→ **GIVEN INSTRUCTION**: Could you transcribe every record below exactly as written, leaving out any pictures?

→ **A block of data**:
──────

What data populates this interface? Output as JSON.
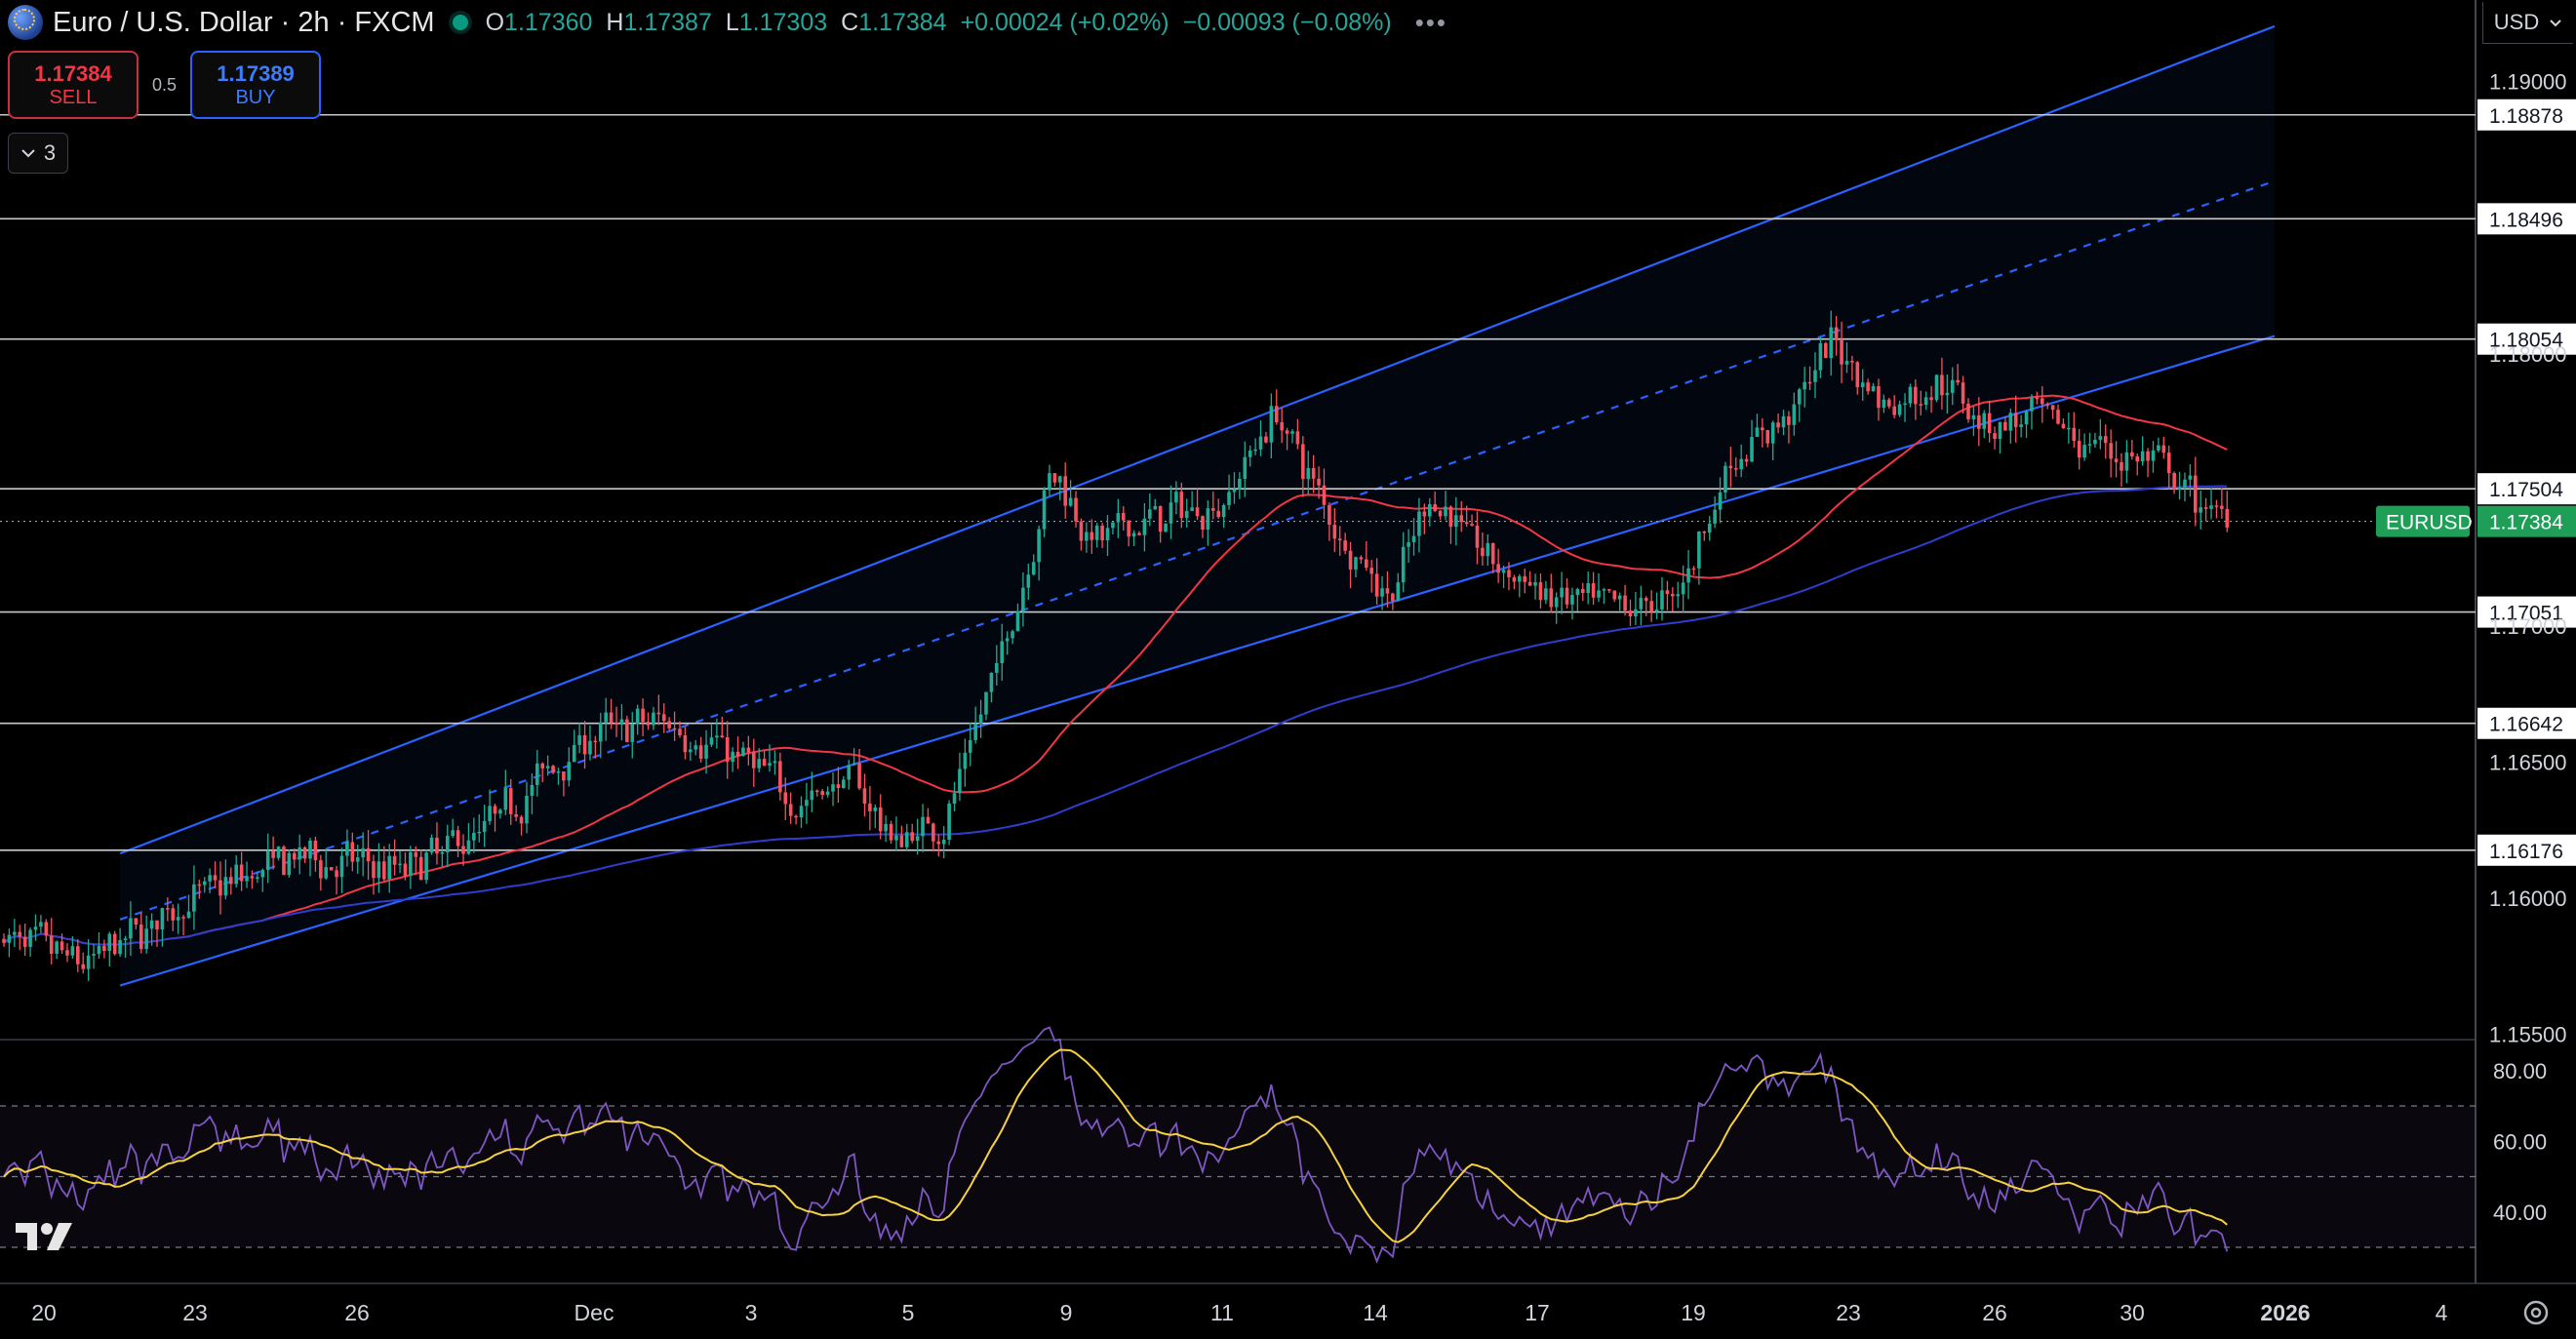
{
  "header": {
    "symbol_title": "Euro / U.S. Dollar · 2h · FXCM",
    "open_label": "O",
    "open": "1.17360",
    "high_label": "H",
    "high": "1.17387",
    "low_label": "L",
    "low": "1.17303",
    "close_label": "C",
    "close": "1.17384",
    "change": "+0.00024 (+0.02%)",
    "change2": "−0.00093 (−0.08%)",
    "more_icon": "more-dots-icon"
  },
  "trade": {
    "sell_price": "1.17384",
    "sell_label": "SELL",
    "spread": "0.5",
    "buy_price": "1.17389",
    "buy_label": "BUY"
  },
  "indicators_toggle": {
    "count": "3"
  },
  "currency": "USD",
  "colors": {
    "up": "#22ab94",
    "down": "#f7525f",
    "channel": "#2962ff",
    "ma_fast": "#f23645",
    "ma_slow": "#2f3dcf",
    "rsi": "#7e57c2",
    "rsi_ma": "#f5d142",
    "current_tag": "#1e9e57"
  },
  "chart_data": {
    "type": "candlestick",
    "symbol": "EURUSD",
    "current_price": "1.17384",
    "y_axis_ticks": [
      "1.19000",
      "1.18000",
      "1.17000",
      "1.16500",
      "1.16000",
      "1.15500"
    ],
    "horizontal_levels": [
      "1.18878",
      "1.18496",
      "1.18054",
      "1.17504",
      "1.17051",
      "1.16642",
      "1.16176"
    ],
    "x_axis_ticks": [
      "20",
      "23",
      "26",
      "Dec",
      "3",
      "5",
      "9",
      "11",
      "14",
      "17",
      "19",
      "23",
      "26",
      "30",
      "2026",
      "4"
    ],
    "ylim": [
      1.1548,
      1.193
    ],
    "rsi": {
      "ticks": [
        "80.00",
        "60.00",
        "40.00"
      ],
      "ylim": [
        22,
        86
      ],
      "bands": [
        70,
        50,
        30
      ]
    },
    "trend_points": [
      [
        0,
        1.1585
      ],
      [
        15,
        1.1575
      ],
      [
        35,
        1.16
      ],
      [
        55,
        1.1615
      ],
      [
        75,
        1.161
      ],
      [
        90,
        1.1625
      ],
      [
        110,
        1.166
      ],
      [
        125,
        1.1665
      ],
      [
        140,
        1.165
      ],
      [
        150,
        1.1635
      ],
      [
        160,
        1.1645
      ],
      [
        168,
        1.162
      ],
      [
        178,
        1.163
      ],
      [
        190,
        1.17
      ],
      [
        198,
        1.176
      ],
      [
        206,
        1.173
      ],
      [
        218,
        1.174
      ],
      [
        230,
        1.1745
      ],
      [
        240,
        1.178
      ],
      [
        252,
        1.1735
      ],
      [
        262,
        1.171
      ],
      [
        270,
        1.175
      ],
      [
        280,
        1.1725
      ],
      [
        292,
        1.171
      ],
      [
        304,
        1.1705
      ],
      [
        316,
        1.171
      ],
      [
        326,
        1.176
      ],
      [
        336,
        1.1775
      ],
      [
        346,
        1.1805
      ],
      [
        356,
        1.178
      ],
      [
        366,
        1.179
      ],
      [
        376,
        1.1775
      ],
      [
        386,
        1.1775
      ],
      [
        396,
        1.1765
      ],
      [
        406,
        1.176
      ],
      [
        414,
        1.1745
      ],
      [
        422,
        1.1738
      ]
    ]
  }
}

──────

→ **RIGHT ANSWER**:
What data populates this interface? Output as JSON.
{
  "header": {
    "symbol_title": "Euro / U.S. Dollar · 2h · FXCM",
    "open_label": "O",
    "open": "1.17360",
    "high_label": "H",
    "high": "1.17387",
    "low_label": "L",
    "low": "1.17303",
    "close_label": "C",
    "close": "1.17384",
    "change": "+0.00024 (+0.02%)",
    "change2": "−0.00093 (−0.08%)",
    "more_icon": "more-dots-icon"
  },
  "trade": {
    "sell_price": "1.17384",
    "sell_label": "SELL",
    "spread": "0.5",
    "buy_price": "1.17389",
    "buy_label": "BUY"
  },
  "indicators_toggle": {
    "count": "3"
  },
  "currency": "USD",
  "colors": {
    "up": "#22ab94",
    "down": "#f7525f",
    "channel": "#2962ff",
    "ma_fast": "#f23645",
    "ma_slow": "#2f3dcf",
    "rsi": "#7e57c2",
    "rsi_ma": "#f5d142",
    "current_tag": "#1e9e57"
  },
  "chart_data": {
    "type": "candlestick",
    "symbol": "EURUSD",
    "current_price": "1.17384",
    "y_axis_ticks": [
      "1.19000",
      "1.18000",
      "1.17000",
      "1.16500",
      "1.16000",
      "1.15500"
    ],
    "horizontal_levels": [
      "1.18878",
      "1.18496",
      "1.18054",
      "1.17504",
      "1.17051",
      "1.16642",
      "1.16176"
    ],
    "x_axis_ticks": [
      "20",
      "23",
      "26",
      "Dec",
      "3",
      "5",
      "9",
      "11",
      "14",
      "17",
      "19",
      "23",
      "26",
      "30",
      "2026",
      "4"
    ],
    "ylim": [
      1.1548,
      1.193
    ],
    "rsi": {
      "ticks": [
        "80.00",
        "60.00",
        "40.00"
      ],
      "ylim": [
        22,
        86
      ],
      "bands": [
        70,
        50,
        30
      ]
    },
    "trend_points": [
      [
        0,
        1.1585
      ],
      [
        15,
        1.1575
      ],
      [
        35,
        1.16
      ],
      [
        55,
        1.1615
      ],
      [
        75,
        1.161
      ],
      [
        90,
        1.1625
      ],
      [
        110,
        1.166
      ],
      [
        125,
        1.1665
      ],
      [
        140,
        1.165
      ],
      [
        150,
        1.1635
      ],
      [
        160,
        1.1645
      ],
      [
        168,
        1.162
      ],
      [
        178,
        1.163
      ],
      [
        190,
        1.17
      ],
      [
        198,
        1.176
      ],
      [
        206,
        1.173
      ],
      [
        218,
        1.174
      ],
      [
        230,
        1.1745
      ],
      [
        240,
        1.178
      ],
      [
        252,
        1.1735
      ],
      [
        262,
        1.171
      ],
      [
        270,
        1.175
      ],
      [
        280,
        1.1725
      ],
      [
        292,
        1.171
      ],
      [
        304,
        1.1705
      ],
      [
        316,
        1.171
      ],
      [
        326,
        1.176
      ],
      [
        336,
        1.1775
      ],
      [
        346,
        1.1805
      ],
      [
        356,
        1.178
      ],
      [
        366,
        1.179
      ],
      [
        376,
        1.1775
      ],
      [
        386,
        1.1775
      ],
      [
        396,
        1.1765
      ],
      [
        406,
        1.176
      ],
      [
        414,
        1.1745
      ],
      [
        422,
        1.1738
      ]
    ]
  }
}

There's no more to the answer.